Here are records with pictures in them. Copy all of them exactly and leave the pictures out.

━━━ Provided entries

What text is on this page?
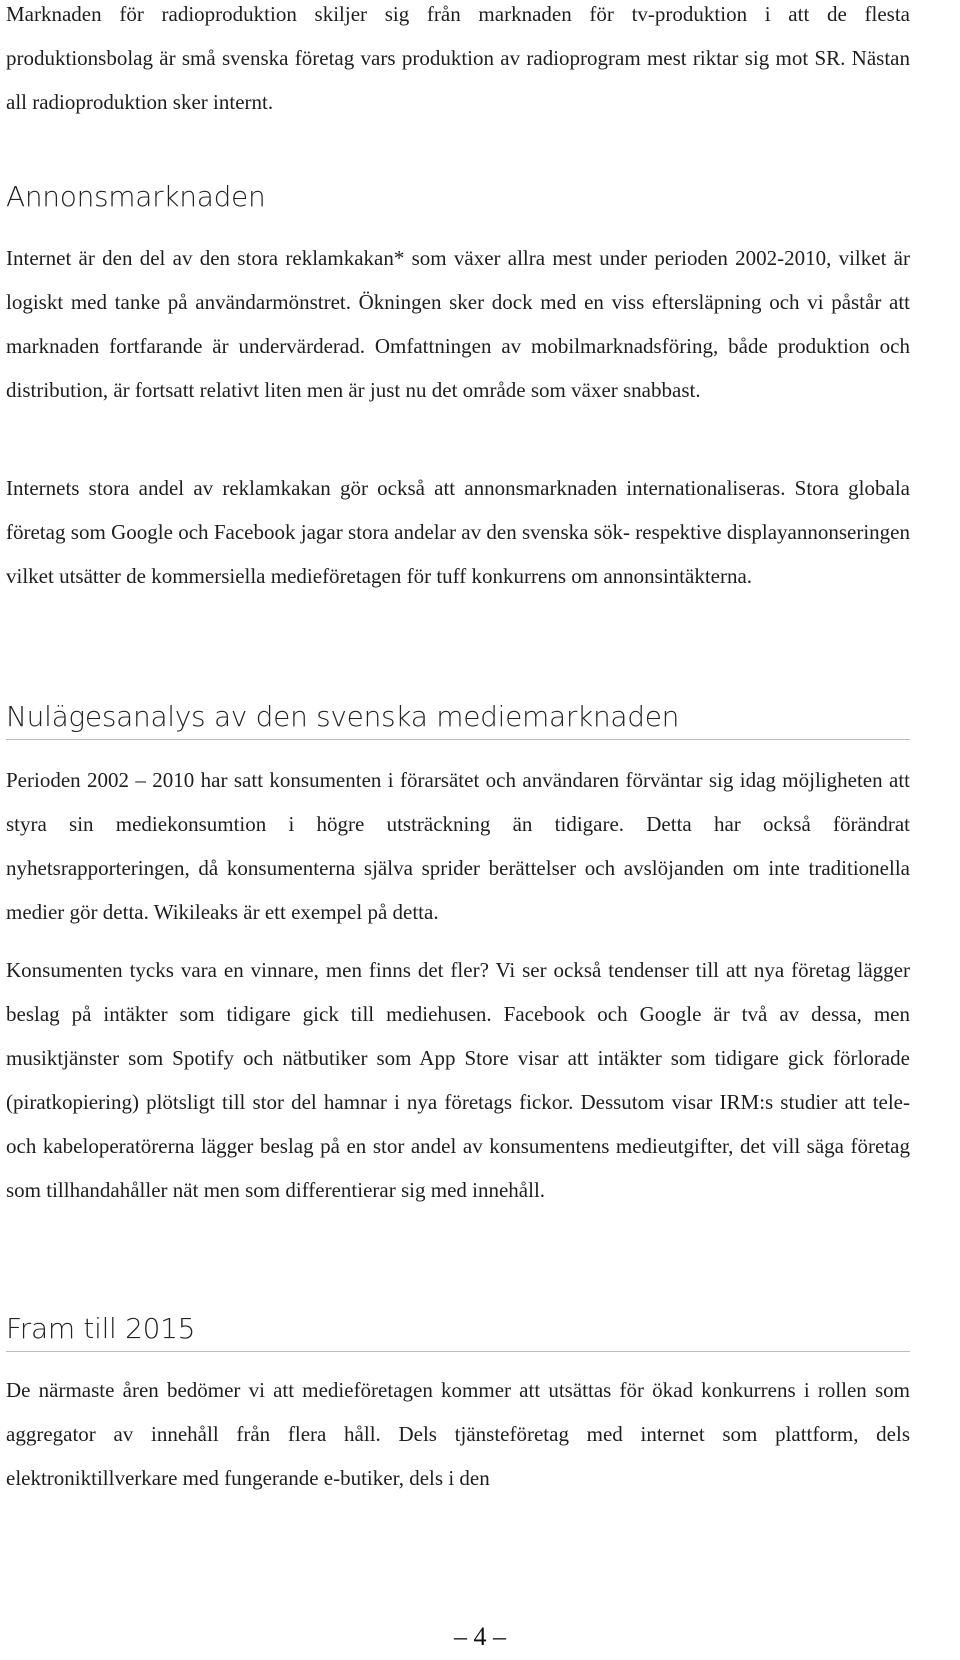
Marknaden för radioproduktion skiljer sig från marknaden för tv-produktion i att de flesta produktionsbolag är små svenska företag vars produktion av radioprogram mest riktar sig mot SR. Nästan all radioproduktion sker internt.

Annonsmarknaden

Internet är den del av den stora reklamkakan* som växer allra mest under perioden 2002-2010, vilket är logiskt med tanke på användarmönstret. Ökningen sker dock med en viss eftersläpning och vi påstår att marknaden fortfarande är undervärderad. Omfattningen av mobilmarknadsföring, både produktion och distribution, är fortsatt relativt liten men är just nu det område som växer snabbast.

Internets stora andel av reklamkakan gör också att annonsmarknaden internationaliseras. Stora globala företag som Google och Facebook jagar stora andelar av den svenska sök- respektive displayannonseringen vilket utsätter de kommersiella medieföretagen för tuff konkurrens om annonsintäkterna.

Nulägesanalys av den svenska mediemarknaden

Perioden 2002 – 2010 har satt konsumenten i förarsätet och användaren förväntar sig idag möjligheten att styra sin mediekonsumtion i högre utsträckning än tidigare. Detta har också förändrat nyhetsrapporteringen, då konsumenterna själva sprider berättelser och avslöjanden om inte traditionella medier gör detta. Wikileaks är ett exempel på detta.

Konsumenten tycks vara en vinnare, men finns det fler? Vi ser också tendenser till att nya företag lägger beslag på intäkter som tidigare gick till mediehusen. Facebook och Google är två av dessa, men musiktjänster som Spotify och nätbutiker som App Store visar att intäkter som tidigare gick förlorade (piratkopiering) plötsligt till stor del hamnar i nya företags fickor. Dessutom visar IRM:s studier att tele- och kabeloperatörerna lägger beslag på en stor andel av konsumentens medieutgifter, det vill säga företag som tillhandahåller nät men som differentierar sig med innehåll.

Fram till 2015

De närmaste åren bedömer vi att medieföretagen kommer att utsättas för ökad konkurrens i rollen som aggregator av innehåll från flera håll. Dels tjänsteföretag med internet som plattform, dels elektroniktillverkare med fungerande e-butiker, dels i den

– 4 –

━━━━━━

Exercise response:
What text is on this page?
Marknaden för radioproduktion skiljer sig från marknaden för tv-produktion i att de flesta produktionsbolag är små svenska företag vars produktion av radioprogram mest riktar sig mot SR. Nästan all radioproduktion sker internt.

Annonsmarknaden

Internet är den del av den stora reklamkakan* som växer allra mest under perioden 2002-2010, vilket är logiskt med tanke på användarmönstret. Ökningen sker dock med en viss eftersläpning och vi påstår att marknaden fortfarande är undervärderad. Omfattningen av mobilmarknadsföring, både produktion och distribution, är fortsatt relativt liten men är just nu det område som växer snabbast.

Internets stora andel av reklamkakan gör också att annonsmarknaden internationaliseras. Stora globala företag som Google och Facebook jagar stora andelar av den svenska sök- respektive displayannonseringen vilket utsätter de kommersiella medieföretagen för tuff konkurrens om annonsintäkterna.

Nulägesanalys av den svenska mediemarknaden

Perioden 2002 – 2010 har satt konsumenten i förarsätet och användaren förväntar sig idag möjligheten att styra sin mediekonsumtion i högre utsträckning än tidigare. Detta har också förändrat nyhetsrapporteringen, då konsumenterna själva sprider berättelser och avslöjanden om inte traditionella medier gör detta. Wikileaks är ett exempel på detta.

Konsumenten tycks vara en vinnare, men finns det fler? Vi ser också tendenser till att nya företag lägger beslag på intäkter som tidigare gick till mediehusen. Facebook och Google är två av dessa, men musiktjänster som Spotify och nätbutiker som App Store visar att intäkter som tidigare gick förlorade (piratkopiering) plötsligt till stor del hamnar i nya företags fickor. Dessutom visar IRM:s studier att tele- och kabeloperatörerna lägger beslag på en stor andel av konsumentens medieutgifter, det vill säga företag som tillhandahåller nät men som differentierar sig med innehåll.

Fram till 2015

De närmaste åren bedömer vi att medieföretagen kommer att utsättas för ökad konkurrens i rollen som aggregator av innehåll från flera håll. Dels tjänsteföretag med internet som plattform, dels elektroniktillverkare med fungerande e-butiker, dels i den

– 4 –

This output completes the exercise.